Thank you to Libro.FM for the #gifted audiobook of Four Treasures of the Sky by Jenny Tinghui Zhang, in exchange for an honest review. #partner
You know I love an amazing debut novel and I have one for you today that is topping my list for 2022. Four Treasures of the Sky by Jenny Tinghui Zhang is everything I love in a debut novel. It is heartbreaking, endearing, educational and a true work of art. Set in the late 1800s, spanning two continents and covering a dark piece of US history that has been buried, I was speechless and spellbound. The audio is perfection and the narrator brought the main character, Daiyu, to life. I cannot sing enough praise about this book. It is an absolute must read.
Daiyu is from a small fishing village outside of Zhifu, China. She comes home one day to find that her parents are missing. Her grandmother tells her she must hide herself and escape. Disguised as a young boy, 12 year old Daiyu disappears into the belly of a city where she meets a calligraphy teacher who takes her in. From here, she ends up being kidnapped and trafficked to San Francisco in a coal bin, where she is sold to a brothel. Daiyu struggles to escape the confines that have placed her in the US and yearns to get back to China to search for her parents. Her journey takes place across the US during a time when Chinese immigrants are in danger due to the Chinese Exclusion Act.

RECORDS:
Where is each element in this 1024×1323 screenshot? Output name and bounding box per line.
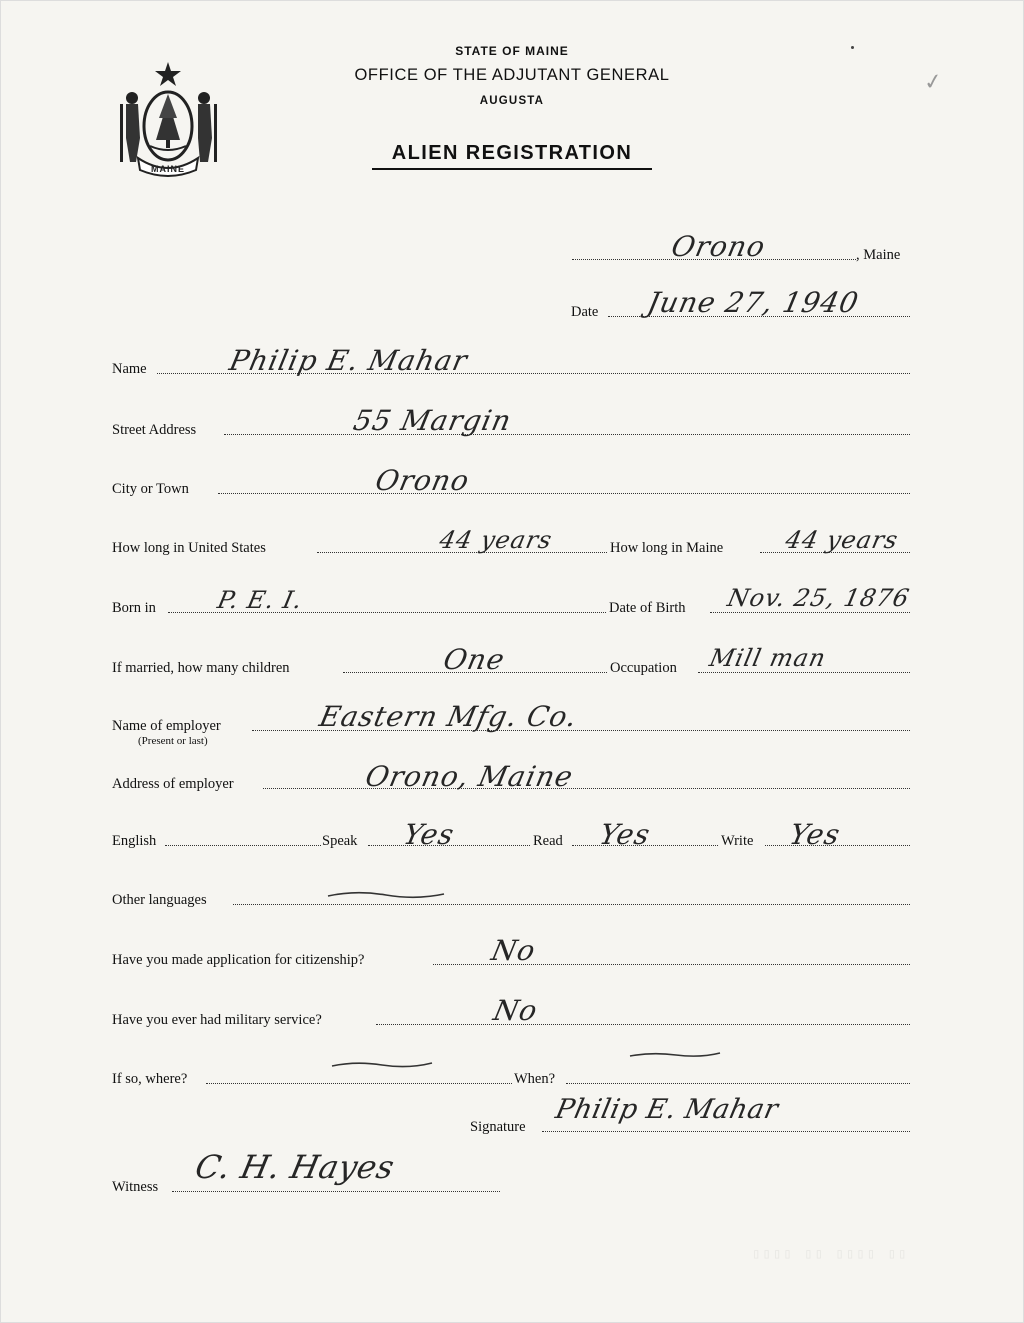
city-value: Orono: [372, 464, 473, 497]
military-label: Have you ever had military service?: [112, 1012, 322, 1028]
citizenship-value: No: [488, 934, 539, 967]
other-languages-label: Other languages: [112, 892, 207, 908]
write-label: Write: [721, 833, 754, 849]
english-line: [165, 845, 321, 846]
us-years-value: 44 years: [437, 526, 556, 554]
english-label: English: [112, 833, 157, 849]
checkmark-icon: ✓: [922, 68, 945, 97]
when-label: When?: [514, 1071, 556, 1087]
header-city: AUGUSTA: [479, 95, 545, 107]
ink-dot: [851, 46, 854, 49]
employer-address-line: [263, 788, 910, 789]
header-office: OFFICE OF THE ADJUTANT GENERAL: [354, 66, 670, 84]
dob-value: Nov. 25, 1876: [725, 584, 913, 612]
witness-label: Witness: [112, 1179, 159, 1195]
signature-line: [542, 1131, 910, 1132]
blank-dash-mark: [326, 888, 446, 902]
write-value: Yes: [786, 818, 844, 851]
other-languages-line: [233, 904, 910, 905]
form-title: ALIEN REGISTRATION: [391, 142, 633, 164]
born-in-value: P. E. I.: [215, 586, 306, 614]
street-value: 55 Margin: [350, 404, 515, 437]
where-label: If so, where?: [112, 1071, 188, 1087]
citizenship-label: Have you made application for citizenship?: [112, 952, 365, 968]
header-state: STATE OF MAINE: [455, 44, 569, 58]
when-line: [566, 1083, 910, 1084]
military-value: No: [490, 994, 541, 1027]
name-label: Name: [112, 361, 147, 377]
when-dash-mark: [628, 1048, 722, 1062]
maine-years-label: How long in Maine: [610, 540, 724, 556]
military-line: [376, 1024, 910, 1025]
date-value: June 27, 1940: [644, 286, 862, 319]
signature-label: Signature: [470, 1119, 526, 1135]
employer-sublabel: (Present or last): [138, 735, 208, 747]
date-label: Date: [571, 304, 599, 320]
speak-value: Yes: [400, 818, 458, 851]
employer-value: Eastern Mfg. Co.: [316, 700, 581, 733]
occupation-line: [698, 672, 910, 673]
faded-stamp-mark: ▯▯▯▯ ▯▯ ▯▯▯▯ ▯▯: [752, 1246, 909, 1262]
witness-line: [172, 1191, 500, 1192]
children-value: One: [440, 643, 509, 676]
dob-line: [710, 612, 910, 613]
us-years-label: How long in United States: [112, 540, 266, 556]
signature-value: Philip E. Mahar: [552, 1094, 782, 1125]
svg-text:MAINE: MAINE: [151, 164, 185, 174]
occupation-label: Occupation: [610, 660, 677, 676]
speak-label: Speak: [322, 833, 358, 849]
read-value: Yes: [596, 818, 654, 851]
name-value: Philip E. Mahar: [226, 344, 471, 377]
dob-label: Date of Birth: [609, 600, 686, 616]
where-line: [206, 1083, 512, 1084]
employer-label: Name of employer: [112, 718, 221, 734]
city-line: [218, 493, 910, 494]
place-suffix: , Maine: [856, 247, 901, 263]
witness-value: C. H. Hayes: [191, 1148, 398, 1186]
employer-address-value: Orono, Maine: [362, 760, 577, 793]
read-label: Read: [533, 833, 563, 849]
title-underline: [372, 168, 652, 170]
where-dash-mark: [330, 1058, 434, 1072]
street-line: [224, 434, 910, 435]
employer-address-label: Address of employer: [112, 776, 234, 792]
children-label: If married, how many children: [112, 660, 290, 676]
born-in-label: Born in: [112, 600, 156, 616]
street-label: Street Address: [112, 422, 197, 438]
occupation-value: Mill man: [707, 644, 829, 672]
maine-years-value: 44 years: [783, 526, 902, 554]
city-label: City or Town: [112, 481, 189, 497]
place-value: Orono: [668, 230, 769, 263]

THINGS TO DO:
a: According to the review, where is Daiyu from?
b: Duplicate the review from "Thank you to" up to and including "absolute must read.".
c: Translate this sentence from the review into Spanish: "Her grandmother tells her she must hide herself and escape."
The records are separate material unrelated to the review.

TASK-BY-TASK ANSWERS:
a: A small fishing village outside of Zhifu, China.

b:
Thank you to Libro.FM for the #gifted audiobook of Four Treasures of the Sky by Jenny Tinghui Zhang, in exchange for an honest review. #partner
You know I love an amazing debut novel and I have one for you today that is topping my list for 2022. Four Treasures of the Sky by Jenny Tinghui Zhang is everything I love in a debut novel. It is heartbreaking, endearing, educational and a true work of art. Set in the late 1800s, spanning two continents and covering a dark piece of US history that has been buried, I was speechless and spellbound. The audio is perfection and the narrator brought the main character, Daiyu, to life. I cannot sing enough praise about this book. It is an absolute must read.

c: Su abuela le dice que debe esconderse y escapar.